EXERCISE INSTRUCTIONS →
1) According to the mattress-buying text, how long can a mattress last?
2) From the mattress-buying text, extract word for word the part that opens with the words containing "Stores sell the" and closes with "as they age.".

You must include a box spring, to be protected by the warranty. Despite sales pressure to buy both mattress and foundation, it's not always required.

Stores sell the same mattress under different names. Retailers often claim that their mattress A is comparable to a competitor's mattress B. Though you may find beds that are truly alike, most "comparables" CR studied had little in common.

How to Choose

Before you shop, the first thing you need to do is determine if you truly need a new mattress. A mattress can last 10 years, as long as your kids don't use it as a trampoline. Think about buying a new mattress if you are waking up tired or achy; tend to sleep better at hotels than at home; your mattress looks saggy or lumpy and if you're over the age of 40 and your mattress is five to seven years old -- bodies tolerate less pressure as they age.

CR also advises you choose the appropriate mattress size, as even healthy sleepers shift positions during the night, and cramped quarters can keep them from moving freely. When you are at the store, keep the following in mind: • Understand the name game. Manufacturers usually modify any innerspring mattress they make for different sellers, changing the color, padding, quilting pattern, and so forth. Consumers are the losers. Since such mattresses are at least somewhat different, and the names vary, you can't comparison shop.

DATA FOR ANALYSIS →
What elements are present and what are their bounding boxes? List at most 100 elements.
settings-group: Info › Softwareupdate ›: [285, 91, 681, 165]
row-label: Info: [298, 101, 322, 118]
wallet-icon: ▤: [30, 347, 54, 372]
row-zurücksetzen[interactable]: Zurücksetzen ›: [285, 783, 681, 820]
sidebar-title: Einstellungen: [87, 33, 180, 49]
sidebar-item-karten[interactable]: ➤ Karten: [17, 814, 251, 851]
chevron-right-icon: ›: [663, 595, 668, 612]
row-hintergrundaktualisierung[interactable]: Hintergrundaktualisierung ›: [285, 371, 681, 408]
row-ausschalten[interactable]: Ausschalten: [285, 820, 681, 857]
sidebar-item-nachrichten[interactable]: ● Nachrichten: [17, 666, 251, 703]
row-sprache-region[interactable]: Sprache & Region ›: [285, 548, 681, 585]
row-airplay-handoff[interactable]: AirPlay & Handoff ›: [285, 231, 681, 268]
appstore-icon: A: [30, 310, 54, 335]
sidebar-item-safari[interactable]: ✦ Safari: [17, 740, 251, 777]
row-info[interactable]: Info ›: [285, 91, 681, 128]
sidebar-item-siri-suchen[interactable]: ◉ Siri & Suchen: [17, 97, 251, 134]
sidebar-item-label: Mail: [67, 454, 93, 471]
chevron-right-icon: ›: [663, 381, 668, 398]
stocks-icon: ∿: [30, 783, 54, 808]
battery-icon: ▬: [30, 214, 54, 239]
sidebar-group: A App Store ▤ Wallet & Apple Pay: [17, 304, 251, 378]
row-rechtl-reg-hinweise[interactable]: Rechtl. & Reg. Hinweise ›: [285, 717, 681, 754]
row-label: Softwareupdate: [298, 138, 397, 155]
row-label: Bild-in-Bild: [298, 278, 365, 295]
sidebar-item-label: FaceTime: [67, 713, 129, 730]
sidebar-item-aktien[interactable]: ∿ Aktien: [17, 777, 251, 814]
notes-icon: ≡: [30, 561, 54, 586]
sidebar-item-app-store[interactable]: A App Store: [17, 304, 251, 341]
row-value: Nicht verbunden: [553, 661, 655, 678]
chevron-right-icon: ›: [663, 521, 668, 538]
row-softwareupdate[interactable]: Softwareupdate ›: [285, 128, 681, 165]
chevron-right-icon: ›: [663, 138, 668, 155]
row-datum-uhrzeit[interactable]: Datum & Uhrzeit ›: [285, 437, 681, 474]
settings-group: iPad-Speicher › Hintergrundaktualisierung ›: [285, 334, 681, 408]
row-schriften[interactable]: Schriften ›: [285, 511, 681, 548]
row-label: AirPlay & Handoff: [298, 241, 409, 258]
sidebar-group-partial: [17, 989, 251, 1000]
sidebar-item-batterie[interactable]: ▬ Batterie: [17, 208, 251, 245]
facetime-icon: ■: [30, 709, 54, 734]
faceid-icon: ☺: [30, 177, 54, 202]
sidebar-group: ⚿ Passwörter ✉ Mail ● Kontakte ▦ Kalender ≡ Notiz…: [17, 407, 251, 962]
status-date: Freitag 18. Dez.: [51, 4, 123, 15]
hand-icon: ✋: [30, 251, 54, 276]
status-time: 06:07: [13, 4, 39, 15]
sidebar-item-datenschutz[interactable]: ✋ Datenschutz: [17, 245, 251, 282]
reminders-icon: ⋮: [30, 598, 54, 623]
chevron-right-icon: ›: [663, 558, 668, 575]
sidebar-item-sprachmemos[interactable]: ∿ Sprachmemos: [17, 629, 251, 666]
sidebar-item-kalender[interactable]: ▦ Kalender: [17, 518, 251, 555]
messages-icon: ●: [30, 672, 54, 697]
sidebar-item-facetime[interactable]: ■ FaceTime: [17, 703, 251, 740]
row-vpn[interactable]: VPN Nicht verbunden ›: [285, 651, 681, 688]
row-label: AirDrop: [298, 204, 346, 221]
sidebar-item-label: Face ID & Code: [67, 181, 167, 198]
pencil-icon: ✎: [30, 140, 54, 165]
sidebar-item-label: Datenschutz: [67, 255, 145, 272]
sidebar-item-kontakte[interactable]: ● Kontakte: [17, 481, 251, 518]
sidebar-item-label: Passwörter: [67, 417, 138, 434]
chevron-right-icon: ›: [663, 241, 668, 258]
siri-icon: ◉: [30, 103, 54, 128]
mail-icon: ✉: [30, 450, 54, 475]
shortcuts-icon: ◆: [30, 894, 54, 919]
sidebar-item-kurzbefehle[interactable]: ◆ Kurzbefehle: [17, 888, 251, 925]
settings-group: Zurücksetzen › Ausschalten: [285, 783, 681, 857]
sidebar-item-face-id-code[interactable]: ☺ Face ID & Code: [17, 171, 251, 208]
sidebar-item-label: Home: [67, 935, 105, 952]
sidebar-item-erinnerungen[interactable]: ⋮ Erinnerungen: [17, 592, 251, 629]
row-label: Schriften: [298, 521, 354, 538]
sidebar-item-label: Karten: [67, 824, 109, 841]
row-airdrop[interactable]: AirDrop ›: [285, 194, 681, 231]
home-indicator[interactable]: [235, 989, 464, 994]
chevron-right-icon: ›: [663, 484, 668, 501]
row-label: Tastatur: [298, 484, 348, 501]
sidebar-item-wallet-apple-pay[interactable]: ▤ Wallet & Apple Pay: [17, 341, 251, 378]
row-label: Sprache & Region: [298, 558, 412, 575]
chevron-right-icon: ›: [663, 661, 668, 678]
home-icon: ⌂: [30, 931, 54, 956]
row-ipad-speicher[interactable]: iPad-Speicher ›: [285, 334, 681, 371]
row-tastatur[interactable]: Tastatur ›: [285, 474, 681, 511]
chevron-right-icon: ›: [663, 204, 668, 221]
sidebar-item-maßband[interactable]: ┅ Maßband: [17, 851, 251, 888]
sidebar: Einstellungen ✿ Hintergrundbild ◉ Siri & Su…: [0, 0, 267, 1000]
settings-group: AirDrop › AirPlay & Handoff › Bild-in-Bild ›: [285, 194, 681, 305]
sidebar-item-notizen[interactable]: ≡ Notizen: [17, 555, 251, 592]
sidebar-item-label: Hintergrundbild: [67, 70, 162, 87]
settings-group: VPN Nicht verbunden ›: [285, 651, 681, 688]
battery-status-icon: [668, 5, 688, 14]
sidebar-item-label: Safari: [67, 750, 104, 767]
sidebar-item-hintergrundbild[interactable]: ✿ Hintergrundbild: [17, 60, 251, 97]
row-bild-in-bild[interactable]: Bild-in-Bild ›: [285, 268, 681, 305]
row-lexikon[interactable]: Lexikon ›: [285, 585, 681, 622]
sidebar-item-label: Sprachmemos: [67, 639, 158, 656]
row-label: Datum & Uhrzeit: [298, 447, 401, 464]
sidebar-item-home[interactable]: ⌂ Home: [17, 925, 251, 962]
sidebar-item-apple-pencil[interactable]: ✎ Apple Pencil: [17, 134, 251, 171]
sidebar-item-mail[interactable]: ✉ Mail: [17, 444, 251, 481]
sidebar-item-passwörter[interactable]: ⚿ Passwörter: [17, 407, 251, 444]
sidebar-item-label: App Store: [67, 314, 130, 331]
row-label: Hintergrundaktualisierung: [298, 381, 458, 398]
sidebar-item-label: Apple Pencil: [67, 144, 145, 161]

TASK-BY-TASK SOLUTIONS →
1) A mattress can last 10 years, as long as kids don't use it as a trampoline.

2)
Stores sell the same mattress under different names. Retailers often claim that their mattress A is comparable to a competitor's mattress B. Though you may find beds that are truly alike, most "comparables" CR studied had little in common.

How to Choose

Before you shop, the first thing you need to do is determine if you truly need a new mattress. A mattress can last 10 years, as long as your kids don't use it as a trampoline. Think about buying a new mattress if you are waking up tired or achy; tend to sleep better at hotels than at home; your mattress looks saggy or lumpy and if you're over the age of 40 and your mattress is five to seven years old -- bodies tolerate less pressure as they age.